- [Set problem]:
Return the whole listing, keeping every character the same.

- [Stored records]:
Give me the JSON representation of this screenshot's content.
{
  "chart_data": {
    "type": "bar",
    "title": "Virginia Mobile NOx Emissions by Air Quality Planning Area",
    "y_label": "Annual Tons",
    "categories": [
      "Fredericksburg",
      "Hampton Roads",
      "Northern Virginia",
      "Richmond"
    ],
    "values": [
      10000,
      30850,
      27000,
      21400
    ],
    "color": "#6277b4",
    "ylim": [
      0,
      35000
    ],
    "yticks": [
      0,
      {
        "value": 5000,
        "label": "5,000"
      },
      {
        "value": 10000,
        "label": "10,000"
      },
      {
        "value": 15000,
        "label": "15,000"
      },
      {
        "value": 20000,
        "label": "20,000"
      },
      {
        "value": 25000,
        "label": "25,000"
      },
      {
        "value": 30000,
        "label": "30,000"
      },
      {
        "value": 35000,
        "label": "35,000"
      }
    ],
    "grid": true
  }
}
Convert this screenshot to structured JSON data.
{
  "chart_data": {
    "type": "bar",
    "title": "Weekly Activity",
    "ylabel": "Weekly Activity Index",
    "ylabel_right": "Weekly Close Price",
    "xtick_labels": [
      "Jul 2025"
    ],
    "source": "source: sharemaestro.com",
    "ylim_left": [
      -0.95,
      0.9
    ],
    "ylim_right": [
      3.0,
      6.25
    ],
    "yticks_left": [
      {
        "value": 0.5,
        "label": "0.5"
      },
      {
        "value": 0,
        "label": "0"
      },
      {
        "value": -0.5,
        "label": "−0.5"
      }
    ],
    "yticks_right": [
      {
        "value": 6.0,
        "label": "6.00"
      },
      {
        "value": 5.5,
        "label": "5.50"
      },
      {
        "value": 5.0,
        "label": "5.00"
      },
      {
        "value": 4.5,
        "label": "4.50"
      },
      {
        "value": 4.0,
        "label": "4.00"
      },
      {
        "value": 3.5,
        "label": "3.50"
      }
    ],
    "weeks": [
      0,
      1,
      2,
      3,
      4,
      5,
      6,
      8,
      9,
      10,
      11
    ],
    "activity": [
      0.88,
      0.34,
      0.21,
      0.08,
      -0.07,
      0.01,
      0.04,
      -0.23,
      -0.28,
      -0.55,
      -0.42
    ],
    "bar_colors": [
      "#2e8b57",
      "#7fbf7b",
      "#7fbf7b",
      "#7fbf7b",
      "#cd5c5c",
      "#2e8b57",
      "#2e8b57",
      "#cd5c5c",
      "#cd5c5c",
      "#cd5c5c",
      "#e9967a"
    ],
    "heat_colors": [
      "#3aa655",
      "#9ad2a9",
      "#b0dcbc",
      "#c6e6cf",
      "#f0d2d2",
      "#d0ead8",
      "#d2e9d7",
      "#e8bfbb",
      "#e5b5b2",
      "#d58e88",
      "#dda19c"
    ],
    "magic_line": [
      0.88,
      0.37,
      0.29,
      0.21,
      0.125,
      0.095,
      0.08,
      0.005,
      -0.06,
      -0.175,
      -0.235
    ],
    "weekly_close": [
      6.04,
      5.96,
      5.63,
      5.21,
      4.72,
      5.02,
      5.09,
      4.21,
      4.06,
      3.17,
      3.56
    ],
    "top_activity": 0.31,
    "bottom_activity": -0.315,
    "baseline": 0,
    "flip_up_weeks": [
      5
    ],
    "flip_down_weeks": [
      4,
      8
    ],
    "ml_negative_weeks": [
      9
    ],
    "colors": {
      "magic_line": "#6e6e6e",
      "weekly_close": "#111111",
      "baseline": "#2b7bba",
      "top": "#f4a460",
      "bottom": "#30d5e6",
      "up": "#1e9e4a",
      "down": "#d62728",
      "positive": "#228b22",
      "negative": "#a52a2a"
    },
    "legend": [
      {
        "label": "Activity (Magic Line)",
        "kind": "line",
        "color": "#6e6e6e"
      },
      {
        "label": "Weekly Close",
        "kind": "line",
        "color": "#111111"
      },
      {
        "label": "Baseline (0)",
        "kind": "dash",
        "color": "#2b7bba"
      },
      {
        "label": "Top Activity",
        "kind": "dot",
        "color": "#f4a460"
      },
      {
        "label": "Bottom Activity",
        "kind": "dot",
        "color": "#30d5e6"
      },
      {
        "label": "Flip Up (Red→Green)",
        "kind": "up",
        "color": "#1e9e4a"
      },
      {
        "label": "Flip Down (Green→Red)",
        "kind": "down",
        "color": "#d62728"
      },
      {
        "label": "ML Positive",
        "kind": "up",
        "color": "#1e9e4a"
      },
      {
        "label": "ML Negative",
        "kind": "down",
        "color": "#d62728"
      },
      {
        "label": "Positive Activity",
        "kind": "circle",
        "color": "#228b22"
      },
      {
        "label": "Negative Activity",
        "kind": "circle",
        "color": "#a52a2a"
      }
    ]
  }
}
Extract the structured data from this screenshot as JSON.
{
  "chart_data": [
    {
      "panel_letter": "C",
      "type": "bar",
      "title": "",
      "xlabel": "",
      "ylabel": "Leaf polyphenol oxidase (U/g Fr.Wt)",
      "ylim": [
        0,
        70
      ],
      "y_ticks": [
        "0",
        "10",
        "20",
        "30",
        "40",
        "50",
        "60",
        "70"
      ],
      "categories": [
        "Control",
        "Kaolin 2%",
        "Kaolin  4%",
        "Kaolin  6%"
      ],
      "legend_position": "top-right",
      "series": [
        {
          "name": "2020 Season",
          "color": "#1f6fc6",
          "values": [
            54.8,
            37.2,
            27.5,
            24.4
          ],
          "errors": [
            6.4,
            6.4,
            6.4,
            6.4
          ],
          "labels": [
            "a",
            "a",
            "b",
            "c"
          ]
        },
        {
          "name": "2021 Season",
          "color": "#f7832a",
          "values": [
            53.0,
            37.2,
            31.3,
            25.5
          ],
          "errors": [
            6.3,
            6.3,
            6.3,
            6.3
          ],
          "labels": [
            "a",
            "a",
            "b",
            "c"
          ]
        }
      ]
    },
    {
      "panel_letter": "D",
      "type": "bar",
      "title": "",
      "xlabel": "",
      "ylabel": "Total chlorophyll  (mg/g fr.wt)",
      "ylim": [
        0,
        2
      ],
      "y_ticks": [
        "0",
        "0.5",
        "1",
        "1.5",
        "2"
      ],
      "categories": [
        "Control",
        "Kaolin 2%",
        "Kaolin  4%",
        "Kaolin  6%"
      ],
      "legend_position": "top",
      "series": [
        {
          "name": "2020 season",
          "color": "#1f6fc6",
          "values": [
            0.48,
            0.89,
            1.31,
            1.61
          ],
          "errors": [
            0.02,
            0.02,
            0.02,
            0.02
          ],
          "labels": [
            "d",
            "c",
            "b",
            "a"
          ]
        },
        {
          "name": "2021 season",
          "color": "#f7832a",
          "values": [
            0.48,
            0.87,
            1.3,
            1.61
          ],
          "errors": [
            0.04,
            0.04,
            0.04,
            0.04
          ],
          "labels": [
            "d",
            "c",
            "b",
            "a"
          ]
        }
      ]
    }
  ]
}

- [Finished answer]:
Give me the JSON representation of this screenshot's content.
{
  "chart_data": {
    "type": "bar",
    "title": "Virginia Mobile NOx Emissions by Air Quality Planning Area",
    "y_label": "Annual Tons",
    "categories": [
      "Fredericksburg",
      "Hampton Roads",
      "Northern Virginia",
      "Richmond"
    ],
    "values": [
      10000,
      30850,
      27000,
      21400
    ],
    "color": "#6277b4",
    "ylim": [
      0,
      35000
    ],
    "yticks": [
      0,
      {
        "value": 5000,
        "label": "5,000"
      },
      {
        "value": 10000,
        "label": "10,000"
      },
      {
        "value": 15000,
        "label": "15,000"
      },
      {
        "value": 20000,
        "label": "20,000"
      },
      {
        "value": 25000,
        "label": "25,000"
      },
      {
        "value": 30000,
        "label": "30,000"
      },
      {
        "value": 35000,
        "label": "35,000"
      }
    ],
    "grid": true
  }
}
Convert this screenshot to structured JSON data.
{
  "chart_data": {
    "type": "bar",
    "title": "Weekly Activity",
    "ylabel": "Weekly Activity Index",
    "ylabel_right": "Weekly Close Price",
    "xtick_labels": [
      "Jul 2025"
    ],
    "source": "source: sharemaestro.com",
    "ylim_left": [
      -0.95,
      0.9
    ],
    "ylim_right": [
      3.0,
      6.25
    ],
    "yticks_left": [
      {
        "value": 0.5,
        "label": "0.5"
      },
      {
        "value": 0,
        "label": "0"
      },
      {
        "value": -0.5,
        "label": "−0.5"
      }
    ],
    "yticks_right": [
      {
        "value": 6.0,
        "label": "6.00"
      },
      {
        "value": 5.5,
        "label": "5.50"
      },
      {
        "value": 5.0,
        "label": "5.00"
      },
      {
        "value": 4.5,
        "label": "4.50"
      },
      {
        "value": 4.0,
        "label": "4.00"
      },
      {
        "value": 3.5,
        "label": "3.50"
      }
    ],
    "weeks": [
      0,
      1,
      2,
      3,
      4,
      5,
      6,
      8,
      9,
      10,
      11
    ],
    "activity": [
      0.88,
      0.34,
      0.21,
      0.08,
      -0.07,
      0.01,
      0.04,
      -0.23,
      -0.28,
      -0.55,
      -0.42
    ],
    "bar_colors": [
      "#2e8b57",
      "#7fbf7b",
      "#7fbf7b",
      "#7fbf7b",
      "#cd5c5c",
      "#2e8b57",
      "#2e8b57",
      "#cd5c5c",
      "#cd5c5c",
      "#cd5c5c",
      "#e9967a"
    ],
    "heat_colors": [
      "#3aa655",
      "#9ad2a9",
      "#b0dcbc",
      "#c6e6cf",
      "#f0d2d2",
      "#d0ead8",
      "#d2e9d7",
      "#e8bfbb",
      "#e5b5b2",
      "#d58e88",
      "#dda19c"
    ],
    "magic_line": [
      0.88,
      0.37,
      0.29,
      0.21,
      0.125,
      0.095,
      0.08,
      0.005,
      -0.06,
      -0.175,
      -0.235
    ],
    "weekly_close": [
      6.04,
      5.96,
      5.63,
      5.21,
      4.72,
      5.02,
      5.09,
      4.21,
      4.06,
      3.17,
      3.56
    ],
    "top_activity": 0.31,
    "bottom_activity": -0.315,
    "baseline": 0,
    "flip_up_weeks": [
      5
    ],
    "flip_down_weeks": [
      4,
      8
    ],
    "ml_negative_weeks": [
      9
    ],
    "colors": {
      "magic_line": "#6e6e6e",
      "weekly_close": "#111111",
      "baseline": "#2b7bba",
      "top": "#f4a460",
      "bottom": "#30d5e6",
      "up": "#1e9e4a",
      "down": "#d62728",
      "positive": "#228b22",
      "negative": "#a52a2a"
    },
    "legend": [
      {
        "label": "Activity (Magic Line)",
        "kind": "line",
        "color": "#6e6e6e"
      },
      {
        "label": "Weekly Close",
        "kind": "line",
        "color": "#111111"
      },
      {
        "label": "Baseline (0)",
        "kind": "dash",
        "color": "#2b7bba"
      },
      {
        "label": "Top Activity",
        "kind": "dot",
        "color": "#f4a460"
      },
      {
        "label": "Bottom Activity",
        "kind": "dot",
        "color": "#30d5e6"
      },
      {
        "label": "Flip Up (Red→Green)",
        "kind": "up",
        "color": "#1e9e4a"
      },
      {
        "label": "Flip Down (Green→Red)",
        "kind": "down",
        "color": "#d62728"
      },
      {
        "label": "ML Positive",
        "kind": "up",
        "color": "#1e9e4a"
      },
      {
        "label": "ML Negative",
        "kind": "down",
        "color": "#d62728"
      },
      {
        "label": "Positive Activity",
        "kind": "circle",
        "color": "#228b22"
      },
      {
        "label": "Negative Activity",
        "kind": "circle",
        "color": "#a52a2a"
      }
    ]
  }
}
Extract the structured data from this screenshot as JSON.
{
  "chart_data": [
    {
      "panel_letter": "C",
      "type": "bar",
      "title": "",
      "xlabel": "",
      "ylabel": "Leaf polyphenol oxidase (U/g Fr.Wt)",
      "ylim": [
        0,
        70
      ],
      "y_ticks": [
        "0",
        "10",
        "20",
        "30",
        "40",
        "50",
        "60",
        "70"
      ],
      "categories": [
        "Control",
        "Kaolin 2%",
        "Kaolin  4%",
        "Kaolin  6%"
      ],
      "legend_position": "top-right",
      "series": [
        {
          "name": "2020 Season",
          "color": "#1f6fc6",
          "values": [
            54.8,
            37.2,
            27.5,
            24.4
          ],
          "errors": [
            6.4,
            6.4,
            6.4,
            6.4
          ],
          "labels": [
            "a",
            "a",
            "b",
            "c"
          ]
        },
        {
          "name": "2021 Season",
          "color": "#f7832a",
          "values": [
            53.0,
            37.2,
            31.3,
            25.5
          ],
          "errors": [
            6.3,
            6.3,
            6.3,
            6.3
          ],
          "labels": [
            "a",
            "a",
            "b",
            "c"
          ]
        }
      ]
    },
    {
      "panel_letter": "D",
      "type": "bar",
      "title": "",
      "xlabel": "",
      "ylabel": "Total chlorophyll  (mg/g fr.wt)",
      "ylim": [
        0,
        2
      ],
      "y_ticks": [
        "0",
        "0.5",
        "1",
        "1.5",
        "2"
      ],
      "categories": [
        "Control",
        "Kaolin 2%",
        "Kaolin  4%",
        "Kaolin  6%"
      ],
      "legend_position": "top",
      "series": [
        {
          "name": "2020 season",
          "color": "#1f6fc6",
          "values": [
            0.48,
            0.89,
            1.31,
            1.61
          ],
          "errors": [
            0.02,
            0.02,
            0.02,
            0.02
          ],
          "labels": [
            "d",
            "c",
            "b",
            "a"
          ]
        },
        {
          "name": "2021 season",
          "color": "#f7832a",
          "values": [
            0.48,
            0.87,
            1.3,
            1.61
          ],
          "errors": [
            0.04,
            0.04,
            0.04,
            0.04
          ],
          "labels": [
            "d",
            "c",
            "b",
            "a"
          ]
        }
      ]
    }
  ]
}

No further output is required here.